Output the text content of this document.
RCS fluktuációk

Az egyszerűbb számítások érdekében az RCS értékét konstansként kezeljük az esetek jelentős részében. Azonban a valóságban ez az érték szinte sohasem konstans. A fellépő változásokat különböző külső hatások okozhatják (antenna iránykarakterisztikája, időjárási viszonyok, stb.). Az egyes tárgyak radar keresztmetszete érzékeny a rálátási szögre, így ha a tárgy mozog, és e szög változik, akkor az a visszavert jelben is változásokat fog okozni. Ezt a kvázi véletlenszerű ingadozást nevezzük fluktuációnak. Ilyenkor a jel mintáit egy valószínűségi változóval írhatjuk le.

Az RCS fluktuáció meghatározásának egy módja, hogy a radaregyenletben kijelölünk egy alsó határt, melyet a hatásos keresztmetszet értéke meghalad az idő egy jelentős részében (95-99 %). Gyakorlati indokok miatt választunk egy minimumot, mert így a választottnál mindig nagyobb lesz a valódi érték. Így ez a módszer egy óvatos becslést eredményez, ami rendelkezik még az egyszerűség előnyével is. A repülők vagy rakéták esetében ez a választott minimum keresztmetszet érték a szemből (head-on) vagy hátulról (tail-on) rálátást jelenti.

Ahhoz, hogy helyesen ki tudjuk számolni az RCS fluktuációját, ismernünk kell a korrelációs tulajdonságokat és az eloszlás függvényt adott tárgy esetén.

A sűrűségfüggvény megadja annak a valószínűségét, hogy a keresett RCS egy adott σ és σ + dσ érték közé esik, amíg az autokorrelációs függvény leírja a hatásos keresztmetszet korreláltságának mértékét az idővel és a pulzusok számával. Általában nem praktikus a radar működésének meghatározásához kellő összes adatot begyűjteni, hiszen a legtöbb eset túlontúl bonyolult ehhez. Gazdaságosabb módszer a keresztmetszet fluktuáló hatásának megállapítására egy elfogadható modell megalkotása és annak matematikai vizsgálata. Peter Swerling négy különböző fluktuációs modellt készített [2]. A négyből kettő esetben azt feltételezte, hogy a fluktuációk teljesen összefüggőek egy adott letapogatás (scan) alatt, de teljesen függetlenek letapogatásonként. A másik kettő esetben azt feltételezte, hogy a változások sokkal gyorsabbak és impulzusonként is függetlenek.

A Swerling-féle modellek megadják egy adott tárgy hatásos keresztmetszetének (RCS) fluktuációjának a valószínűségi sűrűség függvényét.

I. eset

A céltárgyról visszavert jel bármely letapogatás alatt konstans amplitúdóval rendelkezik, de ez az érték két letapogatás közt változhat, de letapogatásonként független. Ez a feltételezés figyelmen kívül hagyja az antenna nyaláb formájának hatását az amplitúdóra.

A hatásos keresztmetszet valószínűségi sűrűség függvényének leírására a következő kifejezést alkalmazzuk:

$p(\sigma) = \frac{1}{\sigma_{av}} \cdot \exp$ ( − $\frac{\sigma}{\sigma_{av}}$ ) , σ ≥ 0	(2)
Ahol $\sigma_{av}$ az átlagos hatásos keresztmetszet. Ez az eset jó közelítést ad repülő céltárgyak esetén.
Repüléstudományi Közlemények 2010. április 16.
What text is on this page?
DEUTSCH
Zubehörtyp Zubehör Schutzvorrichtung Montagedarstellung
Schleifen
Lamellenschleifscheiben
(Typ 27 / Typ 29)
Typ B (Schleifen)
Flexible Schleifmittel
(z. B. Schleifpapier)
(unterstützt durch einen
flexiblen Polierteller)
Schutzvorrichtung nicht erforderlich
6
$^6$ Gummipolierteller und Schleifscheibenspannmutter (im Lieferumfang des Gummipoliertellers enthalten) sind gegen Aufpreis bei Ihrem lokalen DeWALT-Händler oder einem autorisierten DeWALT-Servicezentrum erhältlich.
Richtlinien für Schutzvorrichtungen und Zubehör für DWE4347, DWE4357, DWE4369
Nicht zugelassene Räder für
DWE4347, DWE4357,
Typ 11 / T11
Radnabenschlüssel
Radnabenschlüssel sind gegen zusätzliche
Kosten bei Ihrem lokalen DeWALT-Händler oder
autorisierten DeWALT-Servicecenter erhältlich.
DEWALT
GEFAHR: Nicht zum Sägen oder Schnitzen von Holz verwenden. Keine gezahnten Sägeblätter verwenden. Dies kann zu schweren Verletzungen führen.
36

Given task:
Extract every line from the one containing "What text is on this page?" to the end of the entries, including both of those lines, exactly as given and with nothing added.

Output for this task:
What text is on this page?
DEUTSCH
Zubehörtyp Zubehör Schutzvorrichtung Montagedarstellung
Schleifen
Lamellenschleifscheiben
(Typ 27 / Typ 29)
Typ B (Schleifen)
Flexible Schleifmittel
(z. B. Schleifpapier)
(unterstützt durch einen
flexiblen Polierteller)
Schutzvorrichtung nicht erforderlich
6
$^6$ Gummipolierteller und Schleifscheibenspannmutter (im Lieferumfang des Gummipoliertellers enthalten) sind gegen Aufpreis bei Ihrem lokalen DeWALT-Händler oder einem autorisierten DeWALT-Servicezentrum erhältlich.
Richtlinien für Schutzvorrichtungen und Zubehör für DWE4347, DWE4357, DWE4369
Nicht zugelassene Räder für
DWE4347, DWE4357,
Typ 11 / T11
Radnabenschlüssel
Radnabenschlüssel sind gegen zusätzliche
Kosten bei Ihrem lokalen DeWALT-Händler oder
autorisierten DeWALT-Servicecenter erhältlich.
DEWALT
GEFAHR: Nicht zum Sägen oder Schnitzen von Holz verwenden. Keine gezahnten Sägeblätter verwenden. Dies kann zu schweren Verletzungen führen.
36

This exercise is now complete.